[WORK REQUIRED]
The records below must be written out exactly, with every picture left behind.

Dataset records
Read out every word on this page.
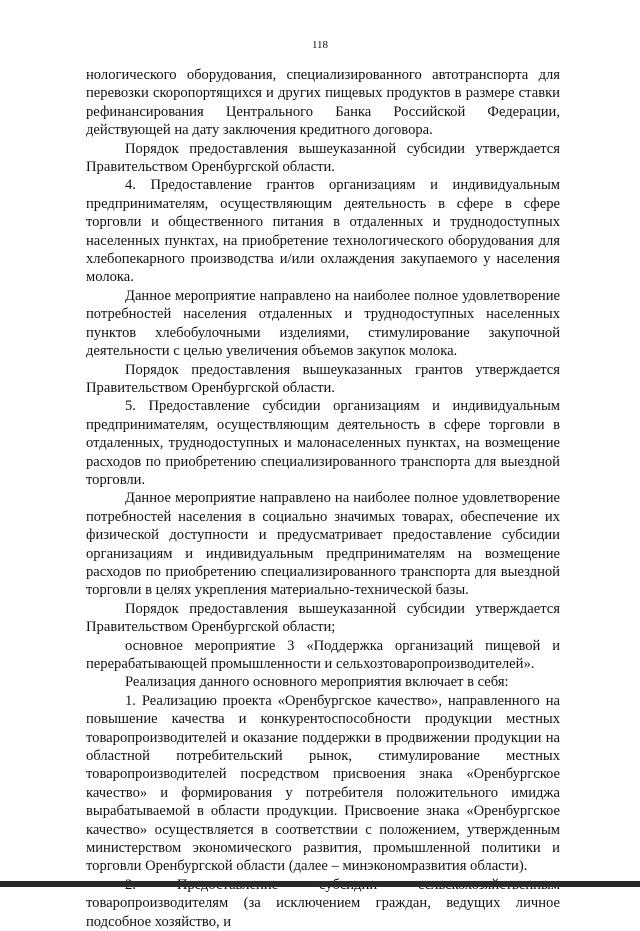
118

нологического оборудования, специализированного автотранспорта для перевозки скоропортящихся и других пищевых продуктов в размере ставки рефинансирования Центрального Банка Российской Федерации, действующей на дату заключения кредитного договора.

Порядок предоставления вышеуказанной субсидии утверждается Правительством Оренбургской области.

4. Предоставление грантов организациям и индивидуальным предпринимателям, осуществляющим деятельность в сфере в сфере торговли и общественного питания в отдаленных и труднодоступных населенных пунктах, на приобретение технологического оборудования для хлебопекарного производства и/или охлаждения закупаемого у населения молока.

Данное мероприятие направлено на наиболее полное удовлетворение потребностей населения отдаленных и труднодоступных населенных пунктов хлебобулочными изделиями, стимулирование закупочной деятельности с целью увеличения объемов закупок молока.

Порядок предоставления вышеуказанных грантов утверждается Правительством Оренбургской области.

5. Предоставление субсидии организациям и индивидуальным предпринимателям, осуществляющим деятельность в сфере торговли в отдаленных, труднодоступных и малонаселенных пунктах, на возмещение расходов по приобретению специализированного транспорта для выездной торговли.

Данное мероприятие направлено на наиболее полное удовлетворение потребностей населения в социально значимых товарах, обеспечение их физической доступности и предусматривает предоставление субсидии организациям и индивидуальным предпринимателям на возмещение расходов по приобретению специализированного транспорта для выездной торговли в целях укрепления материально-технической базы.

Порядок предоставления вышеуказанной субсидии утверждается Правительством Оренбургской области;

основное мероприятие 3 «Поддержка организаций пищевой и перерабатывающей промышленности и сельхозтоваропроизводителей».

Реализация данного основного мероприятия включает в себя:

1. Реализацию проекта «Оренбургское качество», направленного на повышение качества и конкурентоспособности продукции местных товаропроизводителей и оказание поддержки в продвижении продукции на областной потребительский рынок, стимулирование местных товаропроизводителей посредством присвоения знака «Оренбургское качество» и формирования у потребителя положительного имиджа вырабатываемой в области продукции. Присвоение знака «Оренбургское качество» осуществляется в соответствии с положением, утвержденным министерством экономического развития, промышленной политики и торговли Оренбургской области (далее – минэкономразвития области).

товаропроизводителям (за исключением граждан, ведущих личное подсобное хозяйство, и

[EXERCISE OUTPUT]
Read out every word on this page.
118

нологического оборудования, специализированного автотранспорта для перевозки скоропортящихся и других пищевых продуктов в размере ставки рефинансирования Центрального Банка Российской Федерации, действующей на дату заключения кредитного договора.

Порядок предоставления вышеуказанной субсидии утверждается Правительством Оренбургской области.

4. Предоставление грантов организациям и индивидуальным предпринимателям, осуществляющим деятельность в сфере в сфере торговли и общественного питания в отдаленных и труднодоступных населенных пунктах, на приобретение технологического оборудования для хлебопекарного производства и/или охлаждения закупаемого у населения молока.

Данное мероприятие направлено на наиболее полное удовлетворение потребностей населения отдаленных и труднодоступных населенных пунктов хлебобулочными изделиями, стимулирование закупочной деятельности с целью увеличения объемов закупок молока.

Порядок предоставления вышеуказанных грантов утверждается Правительством Оренбургской области.

5. Предоставление субсидии организациям и индивидуальным предпринимателям, осуществляющим деятельность в сфере торговли в отдаленных, труднодоступных и малонаселенных пунктах, на возмещение расходов по приобретению специализированного транспорта для выездной торговли.

Данное мероприятие направлено на наиболее полное удовлетворение потребностей населения в социально значимых товарах, обеспечение их физической доступности и предусматривает предоставление субсидии организациям и индивидуальным предпринимателям на возмещение расходов по приобретению специализированного транспорта для выездной торговли в целях укрепления материально-технической базы.

Порядок предоставления вышеуказанной субсидии утверждается Правительством Оренбургской области;

основное мероприятие 3 «Поддержка организаций пищевой и перерабатывающей промышленности и сельхозтоваропроизводителей».

Реализация данного основного мероприятия включает в себя:

1. Реализацию проекта «Оренбургское качество», направленного на повышение качества и конкурентоспособности продукции местных товаропроизводителей и оказание поддержки в продвижении продукции на областной потребительский рынок, стимулирование местных товаропроизводителей посредством присвоения знака «Оренбургское качество» и формирования у потребителя положительного имиджа вырабатываемой в области продукции. Присвоение знака «Оренбургское качество» осуществляется в соответствии с положением, утвержденным министерством экономического развития, промышленной политики и торговли Оренбургской области (далее – минэкономразвития области).

товаропроизводителям (за исключением граждан, ведущих личное подсобное хозяйство, и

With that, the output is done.